— START Entries provided —

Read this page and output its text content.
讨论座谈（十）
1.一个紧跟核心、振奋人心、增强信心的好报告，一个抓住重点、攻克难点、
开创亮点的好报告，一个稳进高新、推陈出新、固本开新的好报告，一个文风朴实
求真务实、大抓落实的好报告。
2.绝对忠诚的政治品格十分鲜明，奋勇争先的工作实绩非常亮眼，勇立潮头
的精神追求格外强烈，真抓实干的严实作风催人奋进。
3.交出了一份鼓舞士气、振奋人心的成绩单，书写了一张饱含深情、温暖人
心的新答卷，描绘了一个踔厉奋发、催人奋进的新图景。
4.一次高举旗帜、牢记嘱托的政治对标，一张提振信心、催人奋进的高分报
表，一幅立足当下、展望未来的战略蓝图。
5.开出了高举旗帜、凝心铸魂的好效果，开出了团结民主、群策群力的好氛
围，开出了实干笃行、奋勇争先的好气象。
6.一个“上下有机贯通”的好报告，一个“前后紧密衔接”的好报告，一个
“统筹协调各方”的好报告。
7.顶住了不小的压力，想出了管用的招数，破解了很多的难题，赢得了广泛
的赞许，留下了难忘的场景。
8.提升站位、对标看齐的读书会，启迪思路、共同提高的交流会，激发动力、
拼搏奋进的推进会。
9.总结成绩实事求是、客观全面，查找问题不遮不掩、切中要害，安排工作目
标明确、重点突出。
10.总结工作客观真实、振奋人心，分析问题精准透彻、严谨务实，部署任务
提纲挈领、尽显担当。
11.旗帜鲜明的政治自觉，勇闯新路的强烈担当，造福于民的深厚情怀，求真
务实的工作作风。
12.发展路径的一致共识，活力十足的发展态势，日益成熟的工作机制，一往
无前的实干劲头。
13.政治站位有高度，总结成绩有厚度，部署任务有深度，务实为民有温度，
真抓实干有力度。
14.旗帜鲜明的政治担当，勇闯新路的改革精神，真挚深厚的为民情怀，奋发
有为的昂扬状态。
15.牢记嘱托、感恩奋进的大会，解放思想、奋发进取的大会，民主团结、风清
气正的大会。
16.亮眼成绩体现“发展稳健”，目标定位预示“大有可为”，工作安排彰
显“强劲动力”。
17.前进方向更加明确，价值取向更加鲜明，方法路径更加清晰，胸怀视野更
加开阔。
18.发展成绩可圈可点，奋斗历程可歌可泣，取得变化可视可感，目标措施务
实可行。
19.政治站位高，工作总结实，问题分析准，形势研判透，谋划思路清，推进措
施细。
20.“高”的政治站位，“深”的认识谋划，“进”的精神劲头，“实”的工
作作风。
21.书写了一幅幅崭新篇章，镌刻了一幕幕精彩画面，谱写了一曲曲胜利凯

— END Entries provided —

▶ **Problem to solve**:
Write out the whole listing exactly.

▶ **Response**:
Read this page and output its text content.
讨论座谈（十）
1.一个紧跟核心、振奋人心、增强信心的好报告，一个抓住重点、攻克难点、
开创亮点的好报告，一个稳进高新、推陈出新、固本开新的好报告，一个文风朴实
求真务实、大抓落实的好报告。
2.绝对忠诚的政治品格十分鲜明，奋勇争先的工作实绩非常亮眼，勇立潮头
的精神追求格外强烈，真抓实干的严实作风催人奋进。
3.交出了一份鼓舞士气、振奋人心的成绩单，书写了一张饱含深情、温暖人
心的新答卷，描绘了一个踔厉奋发、催人奋进的新图景。
4.一次高举旗帜、牢记嘱托的政治对标，一张提振信心、催人奋进的高分报
表，一幅立足当下、展望未来的战略蓝图。
5.开出了高举旗帜、凝心铸魂的好效果，开出了团结民主、群策群力的好氛
围，开出了实干笃行、奋勇争先的好气象。
6.一个“上下有机贯通”的好报告，一个“前后紧密衔接”的好报告，一个
“统筹协调各方”的好报告。
7.顶住了不小的压力，想出了管用的招数，破解了很多的难题，赢得了广泛
的赞许，留下了难忘的场景。
8.提升站位、对标看齐的读书会，启迪思路、共同提高的交流会，激发动力、
拼搏奋进的推进会。
9.总结成绩实事求是、客观全面，查找问题不遮不掩、切中要害，安排工作目
标明确、重点突出。
10.总结工作客观真实、振奋人心，分析问题精准透彻、严谨务实，部署任务
提纲挈领、尽显担当。
11.旗帜鲜明的政治自觉，勇闯新路的强烈担当，造福于民的深厚情怀，求真
务实的工作作风。
12.发展路径的一致共识，活力十足的发展态势，日益成熟的工作机制，一往
无前的实干劲头。
13.政治站位有高度，总结成绩有厚度，部署任务有深度，务实为民有温度，
真抓实干有力度。
14.旗帜鲜明的政治担当，勇闯新路的改革精神，真挚深厚的为民情怀，奋发
有为的昂扬状态。
15.牢记嘱托、感恩奋进的大会，解放思想、奋发进取的大会，民主团结、风清
气正的大会。
16.亮眼成绩体现“发展稳健”，目标定位预示“大有可为”，工作安排彰
显“强劲动力”。
17.前进方向更加明确，价值取向更加鲜明，方法路径更加清晰，胸怀视野更
加开阔。
18.发展成绩可圈可点，奋斗历程可歌可泣，取得变化可视可感，目标措施务
实可行。
19.政治站位高，工作总结实，问题分析准，形势研判透，谋划思路清，推进措
施细。
20.“高”的政治站位，“深”的认识谋划，“进”的精神劲头，“实”的工
作作风。
21.书写了一幅幅崭新篇章，镌刻了一幕幕精彩画面，谱写了一曲曲胜利凯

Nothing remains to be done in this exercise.